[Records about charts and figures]

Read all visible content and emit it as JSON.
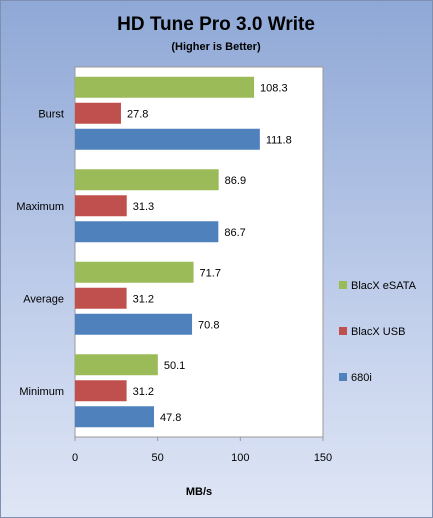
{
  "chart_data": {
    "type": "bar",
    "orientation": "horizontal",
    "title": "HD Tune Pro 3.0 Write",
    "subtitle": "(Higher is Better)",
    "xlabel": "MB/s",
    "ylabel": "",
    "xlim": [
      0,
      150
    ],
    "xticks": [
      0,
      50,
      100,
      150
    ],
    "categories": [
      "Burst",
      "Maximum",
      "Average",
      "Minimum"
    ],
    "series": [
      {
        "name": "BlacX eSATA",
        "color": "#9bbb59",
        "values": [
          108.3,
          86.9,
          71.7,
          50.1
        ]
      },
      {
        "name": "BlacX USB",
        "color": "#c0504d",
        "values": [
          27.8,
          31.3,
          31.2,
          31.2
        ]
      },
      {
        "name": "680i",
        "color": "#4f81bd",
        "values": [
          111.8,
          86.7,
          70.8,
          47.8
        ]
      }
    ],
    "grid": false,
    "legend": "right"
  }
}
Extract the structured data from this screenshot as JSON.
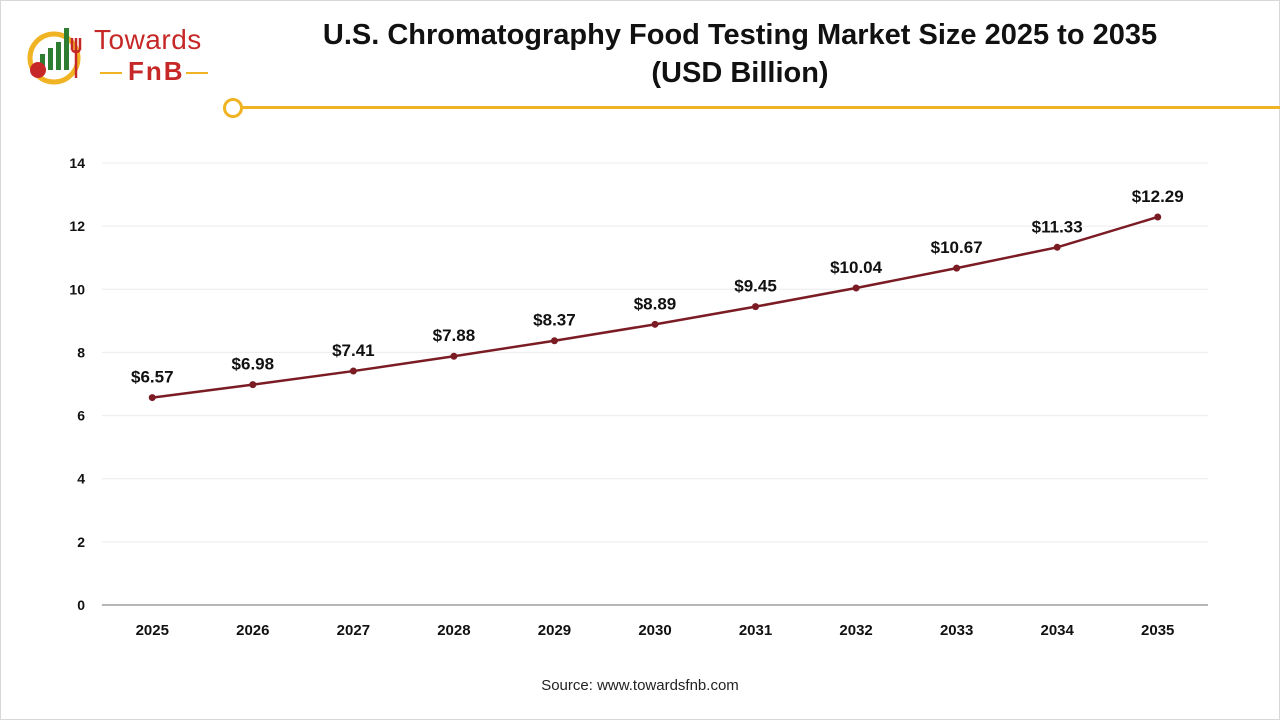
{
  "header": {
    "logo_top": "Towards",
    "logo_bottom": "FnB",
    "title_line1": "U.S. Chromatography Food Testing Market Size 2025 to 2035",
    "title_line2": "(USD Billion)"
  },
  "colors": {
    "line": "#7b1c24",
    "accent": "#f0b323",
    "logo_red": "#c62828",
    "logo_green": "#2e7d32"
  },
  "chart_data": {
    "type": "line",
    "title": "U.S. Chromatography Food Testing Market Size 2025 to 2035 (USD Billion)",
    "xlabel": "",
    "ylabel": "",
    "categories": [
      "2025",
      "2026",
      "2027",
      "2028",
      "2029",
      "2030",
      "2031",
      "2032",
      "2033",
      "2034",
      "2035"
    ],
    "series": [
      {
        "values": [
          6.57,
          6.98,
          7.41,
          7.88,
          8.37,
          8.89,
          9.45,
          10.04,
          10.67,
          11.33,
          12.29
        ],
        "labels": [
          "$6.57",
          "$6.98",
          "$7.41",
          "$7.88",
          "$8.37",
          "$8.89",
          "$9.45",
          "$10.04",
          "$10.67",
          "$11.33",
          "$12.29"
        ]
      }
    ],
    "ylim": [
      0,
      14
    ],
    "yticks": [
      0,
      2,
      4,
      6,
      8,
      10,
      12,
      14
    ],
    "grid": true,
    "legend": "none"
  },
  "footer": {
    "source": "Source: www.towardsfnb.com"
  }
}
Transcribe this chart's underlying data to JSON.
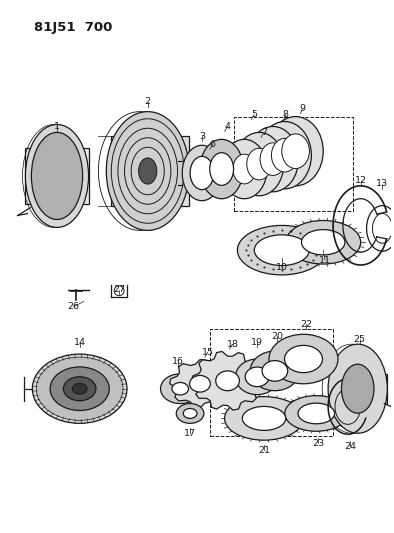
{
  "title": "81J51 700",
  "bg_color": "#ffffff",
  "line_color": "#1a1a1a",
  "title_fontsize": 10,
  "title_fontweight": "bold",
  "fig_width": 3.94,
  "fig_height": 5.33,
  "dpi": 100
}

_DESCRIPTION OF THE TASK_. Copy the listing over exactly, skipping the pictures it holds.

_TASK RESPONSE_.
Read all visible content and emit it as JSON.
{
  "chart_data": {
    "type": "bar",
    "orientation": "horizontal",
    "title": "HD Tune Pro 3.0 Write",
    "subtitle": "(Higher is Better)",
    "xlabel": "MB/s",
    "ylabel": "",
    "xlim": [
      0,
      150
    ],
    "xticks": [
      0,
      50,
      100,
      150
    ],
    "categories": [
      "Burst",
      "Maximum",
      "Average",
      "Minimum"
    ],
    "series": [
      {
        "name": "BlacX eSATA",
        "color": "#9bbb59",
        "values": [
          108.3,
          86.9,
          71.7,
          50.1
        ]
      },
      {
        "name": "BlacX USB",
        "color": "#c0504d",
        "values": [
          27.8,
          31.3,
          31.2,
          31.2
        ]
      },
      {
        "name": "680i",
        "color": "#4f81bd",
        "values": [
          111.8,
          86.7,
          70.8,
          47.8
        ]
      }
    ],
    "grid": false,
    "legend": "right"
  }
}
Extract the structured data from this screenshot as JSON.
{
  "header": {
    "logo_top": "Towards",
    "logo_bottom": "FnB",
    "title_line1": "U.S. Chromatography Food Testing Market Size 2025 to 2035",
    "title_line2": "(USD Billion)"
  },
  "colors": {
    "line": "#7b1c24",
    "accent": "#f0b323",
    "logo_red": "#c62828",
    "logo_green": "#2e7d32"
  },
  "chart_data": {
    "type": "line",
    "title": "U.S. Chromatography Food Testing Market Size 2025 to 2035 (USD Billion)",
    "xlabel": "",
    "ylabel": "",
    "categories": [
      "2025",
      "2026",
      "2027",
      "2028",
      "2029",
      "2030",
      "2031",
      "2032",
      "2033",
      "2034",
      "2035"
    ],
    "series": [
      {
        "values": [
          6.57,
          6.98,
          7.41,
          7.88,
          8.37,
          8.89,
          9.45,
          10.04,
          10.67,
          11.33,
          12.29
        ],
        "labels": [
          "$6.57",
          "$6.98",
          "$7.41",
          "$7.88",
          "$8.37",
          "$8.89",
          "$9.45",
          "$10.04",
          "$10.67",
          "$11.33",
          "$12.29"
        ]
      }
    ],
    "ylim": [
      0,
      14
    ],
    "yticks": [
      0,
      2,
      4,
      6,
      8,
      10,
      12,
      14
    ],
    "grid": true,
    "legend": "none"
  },
  "footer": {
    "source": "Source: www.towardsfnb.com"
  }
}
Transcribe this chart's underlying data to JSON.
{
  "title": "81J51 700",
  "bg_color": "#ffffff",
  "line_color": "#1a1a1a",
  "title_fontsize": 10,
  "title_fontweight": "bold",
  "fig_width": 3.94,
  "fig_height": 5.33,
  "dpi": 100
}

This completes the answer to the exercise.